◆ MATERIAL SUPPLIED
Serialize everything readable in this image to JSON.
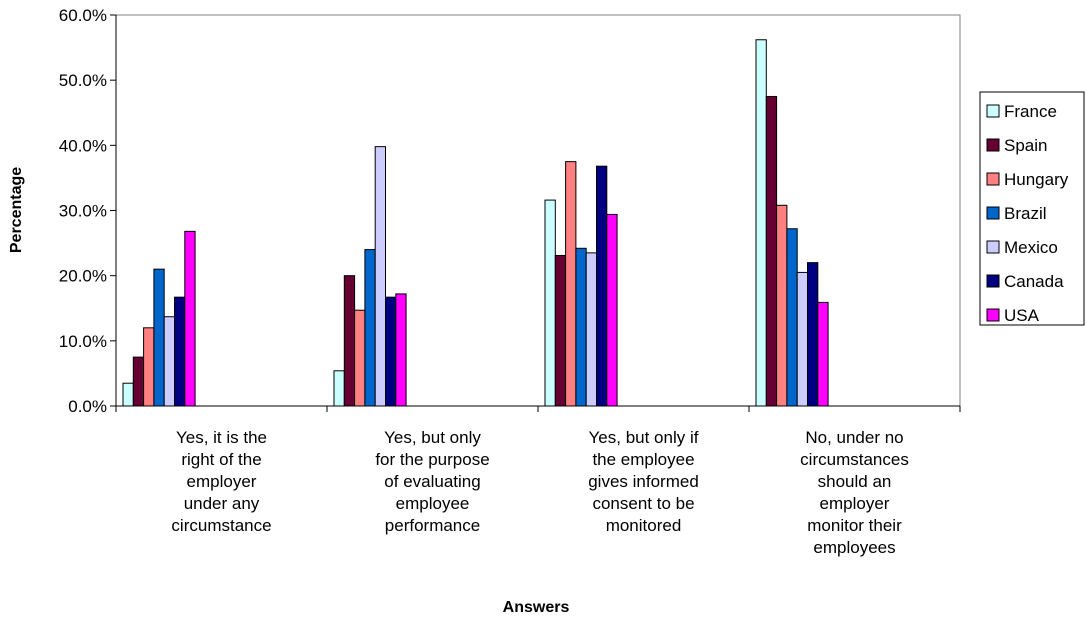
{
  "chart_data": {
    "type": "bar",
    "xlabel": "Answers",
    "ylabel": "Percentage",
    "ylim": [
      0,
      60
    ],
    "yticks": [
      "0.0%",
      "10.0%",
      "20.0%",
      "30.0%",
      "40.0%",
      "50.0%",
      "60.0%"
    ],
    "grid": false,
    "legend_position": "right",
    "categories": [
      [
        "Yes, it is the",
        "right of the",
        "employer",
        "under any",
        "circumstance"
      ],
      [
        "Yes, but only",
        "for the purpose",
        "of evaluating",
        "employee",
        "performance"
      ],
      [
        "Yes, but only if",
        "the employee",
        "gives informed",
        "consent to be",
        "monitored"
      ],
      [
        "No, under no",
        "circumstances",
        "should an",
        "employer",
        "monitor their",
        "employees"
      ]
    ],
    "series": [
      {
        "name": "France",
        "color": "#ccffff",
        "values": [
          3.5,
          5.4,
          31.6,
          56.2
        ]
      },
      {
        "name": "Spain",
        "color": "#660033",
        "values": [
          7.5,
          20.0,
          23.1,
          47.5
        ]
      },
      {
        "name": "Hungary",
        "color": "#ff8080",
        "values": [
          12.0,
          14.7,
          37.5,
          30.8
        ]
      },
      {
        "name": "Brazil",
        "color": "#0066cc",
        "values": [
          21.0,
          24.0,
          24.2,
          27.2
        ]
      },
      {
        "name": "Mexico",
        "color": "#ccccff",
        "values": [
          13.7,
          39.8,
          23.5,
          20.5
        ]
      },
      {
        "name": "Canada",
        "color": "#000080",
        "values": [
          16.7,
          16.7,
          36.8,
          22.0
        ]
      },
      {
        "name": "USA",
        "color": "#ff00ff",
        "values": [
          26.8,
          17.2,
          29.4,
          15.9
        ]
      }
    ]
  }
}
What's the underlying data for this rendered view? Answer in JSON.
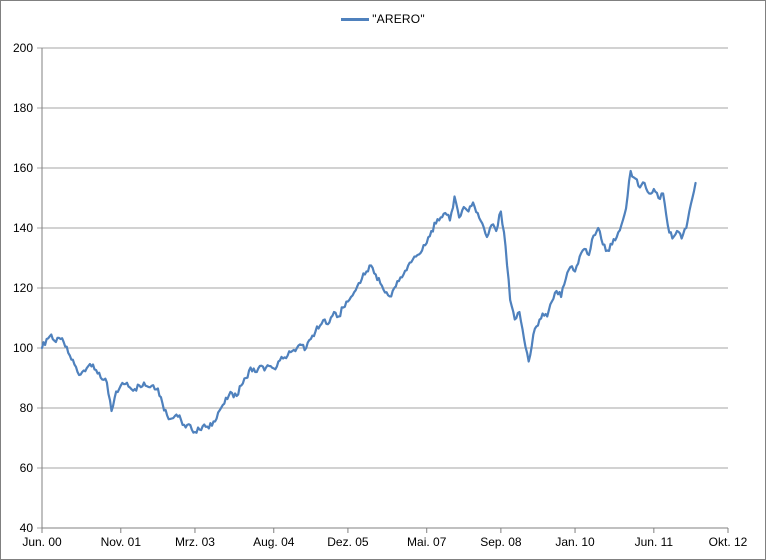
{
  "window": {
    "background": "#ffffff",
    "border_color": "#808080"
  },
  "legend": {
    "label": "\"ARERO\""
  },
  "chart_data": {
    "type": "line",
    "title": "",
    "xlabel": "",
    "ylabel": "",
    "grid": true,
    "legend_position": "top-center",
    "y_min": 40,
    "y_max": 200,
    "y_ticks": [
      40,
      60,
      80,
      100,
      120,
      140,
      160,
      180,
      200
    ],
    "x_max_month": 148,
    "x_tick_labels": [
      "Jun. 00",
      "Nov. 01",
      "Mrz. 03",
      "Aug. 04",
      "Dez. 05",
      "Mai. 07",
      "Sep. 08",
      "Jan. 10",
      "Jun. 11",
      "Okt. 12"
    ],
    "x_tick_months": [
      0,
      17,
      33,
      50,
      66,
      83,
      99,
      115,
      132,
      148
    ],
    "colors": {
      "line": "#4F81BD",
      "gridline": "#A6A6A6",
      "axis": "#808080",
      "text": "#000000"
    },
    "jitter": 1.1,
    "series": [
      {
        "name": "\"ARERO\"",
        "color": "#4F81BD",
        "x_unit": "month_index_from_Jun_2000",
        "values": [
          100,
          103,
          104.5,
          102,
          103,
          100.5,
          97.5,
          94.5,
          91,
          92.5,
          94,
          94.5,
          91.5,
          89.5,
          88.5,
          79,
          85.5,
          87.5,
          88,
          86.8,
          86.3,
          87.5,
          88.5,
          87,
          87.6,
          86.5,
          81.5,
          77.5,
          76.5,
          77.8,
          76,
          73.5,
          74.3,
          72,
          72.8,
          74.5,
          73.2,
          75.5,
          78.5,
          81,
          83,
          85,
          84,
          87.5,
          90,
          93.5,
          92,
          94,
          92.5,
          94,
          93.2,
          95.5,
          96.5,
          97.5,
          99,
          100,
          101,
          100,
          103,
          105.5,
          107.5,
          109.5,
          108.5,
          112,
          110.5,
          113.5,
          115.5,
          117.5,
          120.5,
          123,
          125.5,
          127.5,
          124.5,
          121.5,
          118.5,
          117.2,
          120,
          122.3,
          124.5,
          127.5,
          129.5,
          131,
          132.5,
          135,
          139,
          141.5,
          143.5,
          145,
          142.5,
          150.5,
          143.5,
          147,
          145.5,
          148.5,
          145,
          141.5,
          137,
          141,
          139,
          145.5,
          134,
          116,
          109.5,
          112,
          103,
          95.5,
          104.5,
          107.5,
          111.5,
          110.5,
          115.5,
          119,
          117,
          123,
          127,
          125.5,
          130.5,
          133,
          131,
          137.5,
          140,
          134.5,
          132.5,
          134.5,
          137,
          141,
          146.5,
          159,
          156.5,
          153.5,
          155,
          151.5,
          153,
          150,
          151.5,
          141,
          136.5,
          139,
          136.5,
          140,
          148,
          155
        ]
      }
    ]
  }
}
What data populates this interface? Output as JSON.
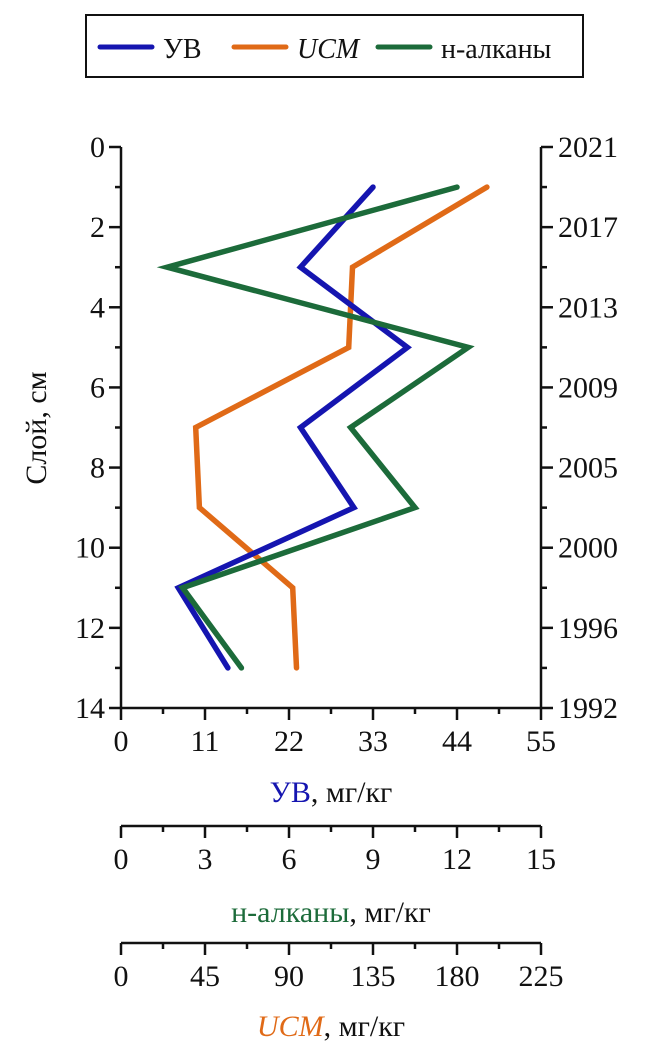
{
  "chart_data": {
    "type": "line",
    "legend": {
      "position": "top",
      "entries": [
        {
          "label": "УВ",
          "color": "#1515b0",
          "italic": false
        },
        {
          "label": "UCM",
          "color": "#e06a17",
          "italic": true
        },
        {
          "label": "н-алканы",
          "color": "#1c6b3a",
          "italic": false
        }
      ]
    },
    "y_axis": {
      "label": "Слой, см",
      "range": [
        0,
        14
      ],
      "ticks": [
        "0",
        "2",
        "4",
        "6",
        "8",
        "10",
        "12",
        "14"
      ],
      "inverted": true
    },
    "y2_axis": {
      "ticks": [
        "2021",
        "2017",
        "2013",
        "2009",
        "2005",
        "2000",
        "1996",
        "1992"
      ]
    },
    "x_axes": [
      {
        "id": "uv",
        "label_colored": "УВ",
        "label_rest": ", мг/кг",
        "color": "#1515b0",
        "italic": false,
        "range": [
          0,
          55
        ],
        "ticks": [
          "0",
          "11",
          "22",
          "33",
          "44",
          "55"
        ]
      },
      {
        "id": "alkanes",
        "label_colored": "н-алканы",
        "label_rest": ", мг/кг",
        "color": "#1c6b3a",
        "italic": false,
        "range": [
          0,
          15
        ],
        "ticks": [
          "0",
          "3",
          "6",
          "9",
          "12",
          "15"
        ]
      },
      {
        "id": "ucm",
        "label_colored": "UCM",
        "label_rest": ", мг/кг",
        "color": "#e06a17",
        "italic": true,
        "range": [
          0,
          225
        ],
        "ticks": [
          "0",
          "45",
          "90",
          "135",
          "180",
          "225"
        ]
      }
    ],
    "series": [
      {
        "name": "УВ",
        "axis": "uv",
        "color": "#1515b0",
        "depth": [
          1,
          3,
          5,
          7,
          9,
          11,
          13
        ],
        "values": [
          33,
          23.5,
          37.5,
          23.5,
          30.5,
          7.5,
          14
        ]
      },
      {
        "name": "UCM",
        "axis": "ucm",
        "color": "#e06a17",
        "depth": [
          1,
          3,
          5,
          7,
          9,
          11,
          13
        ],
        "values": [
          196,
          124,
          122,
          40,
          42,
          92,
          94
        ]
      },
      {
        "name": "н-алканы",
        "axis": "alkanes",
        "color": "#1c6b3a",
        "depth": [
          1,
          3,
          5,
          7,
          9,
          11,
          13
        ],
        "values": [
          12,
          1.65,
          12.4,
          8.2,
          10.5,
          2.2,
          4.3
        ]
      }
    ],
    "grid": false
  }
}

◆ AIM OF THE EXERCISE
Your task is to reproduce all of the material exactly. The pictures stay out.

◆ TASK ANSWER
Serialize everything readable in this image to JSON.
{
  "chart_data": {
    "type": "bar",
    "xlabel": "Answers",
    "ylabel": "Percentage",
    "ylim": [
      0,
      60
    ],
    "yticks": [
      "0.0%",
      "10.0%",
      "20.0%",
      "30.0%",
      "40.0%",
      "50.0%",
      "60.0%"
    ],
    "grid": false,
    "legend_position": "right",
    "categories": [
      [
        "Yes, it is the",
        "right of the",
        "employer",
        "under any",
        "circumstance"
      ],
      [
        "Yes, but only",
        "for the purpose",
        "of evaluating",
        "employee",
        "performance"
      ],
      [
        "Yes, but only if",
        "the employee",
        "gives informed",
        "consent to be",
        "monitored"
      ],
      [
        "No, under no",
        "circumstances",
        "should an",
        "employer",
        "monitor their",
        "employees"
      ]
    ],
    "series": [
      {
        "name": "France",
        "color": "#ccffff",
        "values": [
          3.5,
          5.4,
          31.6,
          56.2
        ]
      },
      {
        "name": "Spain",
        "color": "#660033",
        "values": [
          7.5,
          20.0,
          23.1,
          47.5
        ]
      },
      {
        "name": "Hungary",
        "color": "#ff8080",
        "values": [
          12.0,
          14.7,
          37.5,
          30.8
        ]
      },
      {
        "name": "Brazil",
        "color": "#0066cc",
        "values": [
          21.0,
          24.0,
          24.2,
          27.2
        ]
      },
      {
        "name": "Mexico",
        "color": "#ccccff",
        "values": [
          13.7,
          39.8,
          23.5,
          20.5
        ]
      },
      {
        "name": "Canada",
        "color": "#000080",
        "values": [
          16.7,
          16.7,
          36.8,
          22.0
        ]
      },
      {
        "name": "USA",
        "color": "#ff00ff",
        "values": [
          26.8,
          17.2,
          29.4,
          15.9
        ]
      }
    ]
  }
}
What's the underlying data for this rendered view? Answer in JSON.
{
  "window": {
    "background": "#ffffff",
    "border_color": "#808080"
  },
  "legend": {
    "label": "\"ARERO\""
  },
  "chart_data": {
    "type": "line",
    "title": "",
    "xlabel": "",
    "ylabel": "",
    "grid": true,
    "legend_position": "top-center",
    "y_min": 40,
    "y_max": 200,
    "y_ticks": [
      40,
      60,
      80,
      100,
      120,
      140,
      160,
      180,
      200
    ],
    "x_max_month": 148,
    "x_tick_labels": [
      "Jun. 00",
      "Nov. 01",
      "Mrz. 03",
      "Aug. 04",
      "Dez. 05",
      "Mai. 07",
      "Sep. 08",
      "Jan. 10",
      "Jun. 11",
      "Okt. 12"
    ],
    "x_tick_months": [
      0,
      17,
      33,
      50,
      66,
      83,
      99,
      115,
      132,
      148
    ],
    "colors": {
      "line": "#4F81BD",
      "gridline": "#A6A6A6",
      "axis": "#808080",
      "text": "#000000"
    },
    "jitter": 1.1,
    "series": [
      {
        "name": "\"ARERO\"",
        "color": "#4F81BD",
        "x_unit": "month_index_from_Jun_2000",
        "values": [
          100,
          103,
          104.5,
          102,
          103,
          100.5,
          97.5,
          94.5,
          91,
          92.5,
          94,
          94.5,
          91.5,
          89.5,
          88.5,
          79,
          85.5,
          87.5,
          88,
          86.8,
          86.3,
          87.5,
          88.5,
          87,
          87.6,
          86.5,
          81.5,
          77.5,
          76.5,
          77.8,
          76,
          73.5,
          74.3,
          72,
          72.8,
          74.5,
          73.2,
          75.5,
          78.5,
          81,
          83,
          85,
          84,
          87.5,
          90,
          93.5,
          92,
          94,
          92.5,
          94,
          93.2,
          95.5,
          96.5,
          97.5,
          99,
          100,
          101,
          100,
          103,
          105.5,
          107.5,
          109.5,
          108.5,
          112,
          110.5,
          113.5,
          115.5,
          117.5,
          120.5,
          123,
          125.5,
          127.5,
          124.5,
          121.5,
          118.5,
          117.2,
          120,
          122.3,
          124.5,
          127.5,
          129.5,
          131,
          132.5,
          135,
          139,
          141.5,
          143.5,
          145,
          142.5,
          150.5,
          143.5,
          147,
          145.5,
          148.5,
          145,
          141.5,
          137,
          141,
          139,
          145.5,
          134,
          116,
          109.5,
          112,
          103,
          95.5,
          104.5,
          107.5,
          111.5,
          110.5,
          115.5,
          119,
          117,
          123,
          127,
          125.5,
          130.5,
          133,
          131,
          137.5,
          140,
          134.5,
          132.5,
          134.5,
          137,
          141,
          146.5,
          159,
          156.5,
          153.5,
          155,
          151.5,
          153,
          150,
          151.5,
          141,
          136.5,
          139,
          136.5,
          140,
          148,
          155
        ]
      }
    ]
  }
}
What data populates this interface? Output as JSON.
{
  "chart_data": {
    "type": "line",
    "legend": {
      "position": "top",
      "entries": [
        {
          "label": "УВ",
          "color": "#1515b0",
          "italic": false
        },
        {
          "label": "UCM",
          "color": "#e06a17",
          "italic": true
        },
        {
          "label": "н-алканы",
          "color": "#1c6b3a",
          "italic": false
        }
      ]
    },
    "y_axis": {
      "label": "Слой, см",
      "range": [
        0,
        14
      ],
      "ticks": [
        "0",
        "2",
        "4",
        "6",
        "8",
        "10",
        "12",
        "14"
      ],
      "inverted": true
    },
    "y2_axis": {
      "ticks": [
        "2021",
        "2017",
        "2013",
        "2009",
        "2005",
        "2000",
        "1996",
        "1992"
      ]
    },
    "x_axes": [
      {
        "id": "uv",
        "label_colored": "УВ",
        "label_rest": ", мг/кг",
        "color": "#1515b0",
        "italic": false,
        "range": [
          0,
          55
        ],
        "ticks": [
          "0",
          "11",
          "22",
          "33",
          "44",
          "55"
        ]
      },
      {
        "id": "alkanes",
        "label_colored": "н-алканы",
        "label_rest": ", мг/кг",
        "color": "#1c6b3a",
        "italic": false,
        "range": [
          0,
          15
        ],
        "ticks": [
          "0",
          "3",
          "6",
          "9",
          "12",
          "15"
        ]
      },
      {
        "id": "ucm",
        "label_colored": "UCM",
        "label_rest": ", мг/кг",
        "color": "#e06a17",
        "italic": true,
        "range": [
          0,
          225
        ],
        "ticks": [
          "0",
          "45",
          "90",
          "135",
          "180",
          "225"
        ]
      }
    ],
    "series": [
      {
        "name": "УВ",
        "axis": "uv",
        "color": "#1515b0",
        "depth": [
          1,
          3,
          5,
          7,
          9,
          11,
          13
        ],
        "values": [
          33,
          23.5,
          37.5,
          23.5,
          30.5,
          7.5,
          14
        ]
      },
      {
        "name": "UCM",
        "axis": "ucm",
        "color": "#e06a17",
        "depth": [
          1,
          3,
          5,
          7,
          9,
          11,
          13
        ],
        "values": [
          196,
          124,
          122,
          40,
          42,
          92,
          94
        ]
      },
      {
        "name": "н-алканы",
        "axis": "alkanes",
        "color": "#1c6b3a",
        "depth": [
          1,
          3,
          5,
          7,
          9,
          11,
          13
        ],
        "values": [
          12,
          1.65,
          12.4,
          8.2,
          10.5,
          2.2,
          4.3
        ]
      }
    ],
    "grid": false
  }
}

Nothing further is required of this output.